## Exercise prompt
Your task is to gather the lines below that hold the string "MaxDrawdown".

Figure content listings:
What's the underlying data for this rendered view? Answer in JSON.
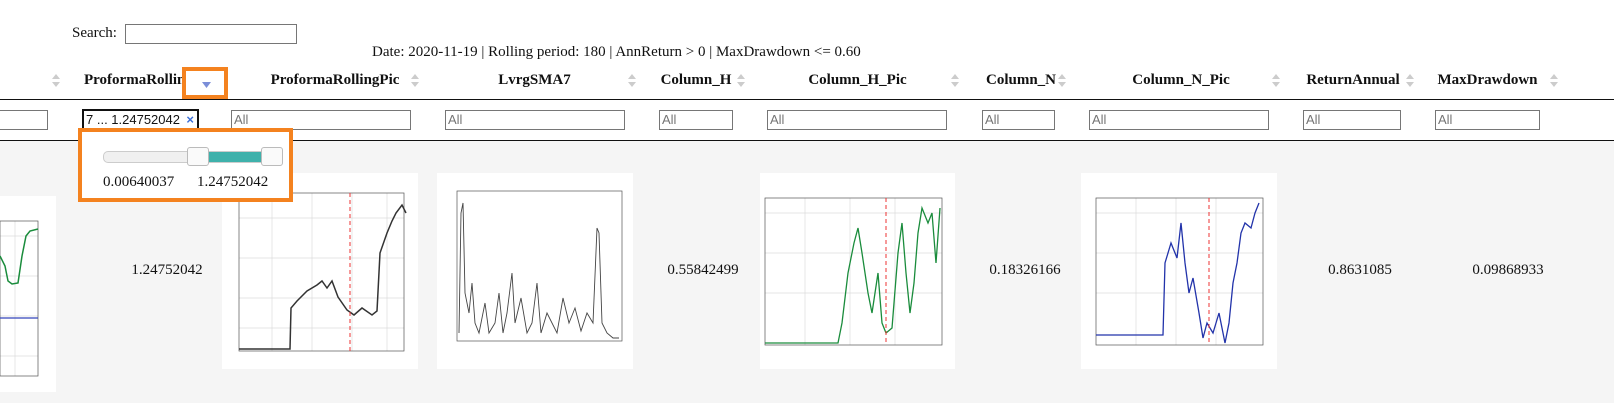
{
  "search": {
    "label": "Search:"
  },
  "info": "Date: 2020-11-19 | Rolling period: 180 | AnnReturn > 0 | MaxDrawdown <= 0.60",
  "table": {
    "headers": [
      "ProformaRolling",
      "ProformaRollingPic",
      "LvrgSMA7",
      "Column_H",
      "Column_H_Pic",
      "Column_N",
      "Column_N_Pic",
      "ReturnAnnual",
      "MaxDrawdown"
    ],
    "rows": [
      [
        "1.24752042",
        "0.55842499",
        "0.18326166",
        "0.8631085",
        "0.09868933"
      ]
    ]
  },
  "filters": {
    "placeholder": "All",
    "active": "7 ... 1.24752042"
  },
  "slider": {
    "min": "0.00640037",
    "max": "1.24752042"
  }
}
...
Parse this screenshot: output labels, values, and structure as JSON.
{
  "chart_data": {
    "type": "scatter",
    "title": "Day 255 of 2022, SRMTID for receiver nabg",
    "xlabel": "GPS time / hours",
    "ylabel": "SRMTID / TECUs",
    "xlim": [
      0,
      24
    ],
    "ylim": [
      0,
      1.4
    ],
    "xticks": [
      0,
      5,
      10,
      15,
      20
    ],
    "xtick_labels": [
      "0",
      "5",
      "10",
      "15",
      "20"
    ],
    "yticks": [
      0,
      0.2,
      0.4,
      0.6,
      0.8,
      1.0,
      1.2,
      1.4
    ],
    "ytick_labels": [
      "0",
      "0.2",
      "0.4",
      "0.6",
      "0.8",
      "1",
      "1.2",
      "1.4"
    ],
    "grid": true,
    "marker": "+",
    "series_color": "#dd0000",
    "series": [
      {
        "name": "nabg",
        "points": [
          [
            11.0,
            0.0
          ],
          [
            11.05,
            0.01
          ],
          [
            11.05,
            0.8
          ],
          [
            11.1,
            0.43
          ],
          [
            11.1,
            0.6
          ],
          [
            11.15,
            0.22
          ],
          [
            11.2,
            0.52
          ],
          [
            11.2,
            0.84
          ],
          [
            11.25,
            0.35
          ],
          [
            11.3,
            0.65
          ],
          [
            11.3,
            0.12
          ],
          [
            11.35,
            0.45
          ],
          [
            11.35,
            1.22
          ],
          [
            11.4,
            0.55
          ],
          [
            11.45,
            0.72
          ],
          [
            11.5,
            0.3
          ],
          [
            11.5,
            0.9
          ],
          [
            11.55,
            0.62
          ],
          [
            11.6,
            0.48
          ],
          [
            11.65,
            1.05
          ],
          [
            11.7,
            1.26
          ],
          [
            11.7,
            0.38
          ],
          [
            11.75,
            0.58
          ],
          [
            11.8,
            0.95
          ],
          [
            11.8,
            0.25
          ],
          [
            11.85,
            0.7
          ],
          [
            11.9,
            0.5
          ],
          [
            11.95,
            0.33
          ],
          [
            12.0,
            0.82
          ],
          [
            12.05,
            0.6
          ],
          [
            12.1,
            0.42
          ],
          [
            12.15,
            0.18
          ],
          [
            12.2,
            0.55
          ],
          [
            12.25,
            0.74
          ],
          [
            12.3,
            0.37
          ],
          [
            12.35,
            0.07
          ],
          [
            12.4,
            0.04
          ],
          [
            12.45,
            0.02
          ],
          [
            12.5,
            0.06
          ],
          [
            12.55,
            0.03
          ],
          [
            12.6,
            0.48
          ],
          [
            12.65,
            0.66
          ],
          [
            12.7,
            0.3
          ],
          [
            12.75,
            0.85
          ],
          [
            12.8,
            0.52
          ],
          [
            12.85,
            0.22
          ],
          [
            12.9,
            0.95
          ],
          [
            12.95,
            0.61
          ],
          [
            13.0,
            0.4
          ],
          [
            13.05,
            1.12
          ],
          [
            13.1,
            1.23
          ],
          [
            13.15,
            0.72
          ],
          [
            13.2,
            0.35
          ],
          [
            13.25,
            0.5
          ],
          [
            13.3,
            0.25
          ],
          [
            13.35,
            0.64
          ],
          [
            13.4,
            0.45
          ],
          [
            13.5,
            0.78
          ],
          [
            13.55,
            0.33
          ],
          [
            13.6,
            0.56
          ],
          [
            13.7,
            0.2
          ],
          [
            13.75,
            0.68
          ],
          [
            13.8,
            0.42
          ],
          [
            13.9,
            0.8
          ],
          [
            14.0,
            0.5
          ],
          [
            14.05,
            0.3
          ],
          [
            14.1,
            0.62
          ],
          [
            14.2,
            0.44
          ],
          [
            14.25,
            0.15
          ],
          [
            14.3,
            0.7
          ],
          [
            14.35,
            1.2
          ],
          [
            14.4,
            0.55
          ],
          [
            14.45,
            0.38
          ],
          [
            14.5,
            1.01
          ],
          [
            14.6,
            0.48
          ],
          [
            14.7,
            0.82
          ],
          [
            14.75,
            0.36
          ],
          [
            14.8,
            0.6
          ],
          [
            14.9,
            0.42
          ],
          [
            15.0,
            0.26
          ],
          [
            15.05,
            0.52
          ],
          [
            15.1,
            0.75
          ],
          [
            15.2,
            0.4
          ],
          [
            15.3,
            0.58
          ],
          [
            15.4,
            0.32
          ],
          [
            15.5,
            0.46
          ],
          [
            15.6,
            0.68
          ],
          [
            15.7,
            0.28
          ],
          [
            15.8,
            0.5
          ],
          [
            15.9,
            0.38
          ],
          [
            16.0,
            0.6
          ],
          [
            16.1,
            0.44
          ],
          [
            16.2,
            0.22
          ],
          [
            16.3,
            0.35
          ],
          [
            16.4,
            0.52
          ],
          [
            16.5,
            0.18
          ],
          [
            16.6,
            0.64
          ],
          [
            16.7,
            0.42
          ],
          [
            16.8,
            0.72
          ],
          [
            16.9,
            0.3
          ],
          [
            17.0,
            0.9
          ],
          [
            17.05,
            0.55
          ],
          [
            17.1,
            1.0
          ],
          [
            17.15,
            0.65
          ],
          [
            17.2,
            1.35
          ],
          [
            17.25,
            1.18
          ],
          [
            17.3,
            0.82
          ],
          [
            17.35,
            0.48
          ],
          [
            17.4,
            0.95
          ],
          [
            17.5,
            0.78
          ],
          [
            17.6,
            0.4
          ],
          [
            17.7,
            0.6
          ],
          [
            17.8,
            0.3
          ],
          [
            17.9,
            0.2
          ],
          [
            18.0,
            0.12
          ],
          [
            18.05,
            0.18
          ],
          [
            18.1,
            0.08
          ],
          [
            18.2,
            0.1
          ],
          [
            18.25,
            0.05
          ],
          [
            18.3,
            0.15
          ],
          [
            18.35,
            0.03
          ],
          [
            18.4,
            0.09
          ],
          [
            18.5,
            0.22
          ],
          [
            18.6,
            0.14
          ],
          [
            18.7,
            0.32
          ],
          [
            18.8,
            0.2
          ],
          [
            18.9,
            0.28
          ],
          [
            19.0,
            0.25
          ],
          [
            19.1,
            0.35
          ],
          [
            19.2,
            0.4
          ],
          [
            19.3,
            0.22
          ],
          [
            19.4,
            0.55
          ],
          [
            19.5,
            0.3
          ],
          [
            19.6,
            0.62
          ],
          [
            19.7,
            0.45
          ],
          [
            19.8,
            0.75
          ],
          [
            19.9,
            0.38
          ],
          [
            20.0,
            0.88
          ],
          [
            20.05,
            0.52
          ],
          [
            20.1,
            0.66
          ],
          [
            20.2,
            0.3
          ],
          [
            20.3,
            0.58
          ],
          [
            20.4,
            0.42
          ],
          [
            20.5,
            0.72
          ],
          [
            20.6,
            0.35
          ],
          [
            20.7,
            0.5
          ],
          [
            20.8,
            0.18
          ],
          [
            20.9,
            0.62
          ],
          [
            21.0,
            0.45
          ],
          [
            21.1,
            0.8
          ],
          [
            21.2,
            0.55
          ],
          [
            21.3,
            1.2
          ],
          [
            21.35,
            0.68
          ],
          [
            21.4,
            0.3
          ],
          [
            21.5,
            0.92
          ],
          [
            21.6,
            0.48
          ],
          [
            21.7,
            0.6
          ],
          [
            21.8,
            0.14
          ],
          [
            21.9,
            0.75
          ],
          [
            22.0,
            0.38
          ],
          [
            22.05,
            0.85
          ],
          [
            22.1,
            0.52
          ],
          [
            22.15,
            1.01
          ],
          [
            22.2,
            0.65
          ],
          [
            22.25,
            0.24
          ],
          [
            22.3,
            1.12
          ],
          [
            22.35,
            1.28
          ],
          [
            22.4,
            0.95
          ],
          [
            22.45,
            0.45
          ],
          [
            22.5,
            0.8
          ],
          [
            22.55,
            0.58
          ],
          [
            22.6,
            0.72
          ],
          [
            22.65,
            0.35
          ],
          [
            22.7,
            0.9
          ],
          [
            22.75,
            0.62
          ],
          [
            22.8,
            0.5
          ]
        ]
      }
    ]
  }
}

## Result of this exercise
  "info": "Date: 2020-11-19 | Rolling period: 180 | AnnReturn > 0 | MaxDrawdown <= 0.60",
      "MaxDrawdown"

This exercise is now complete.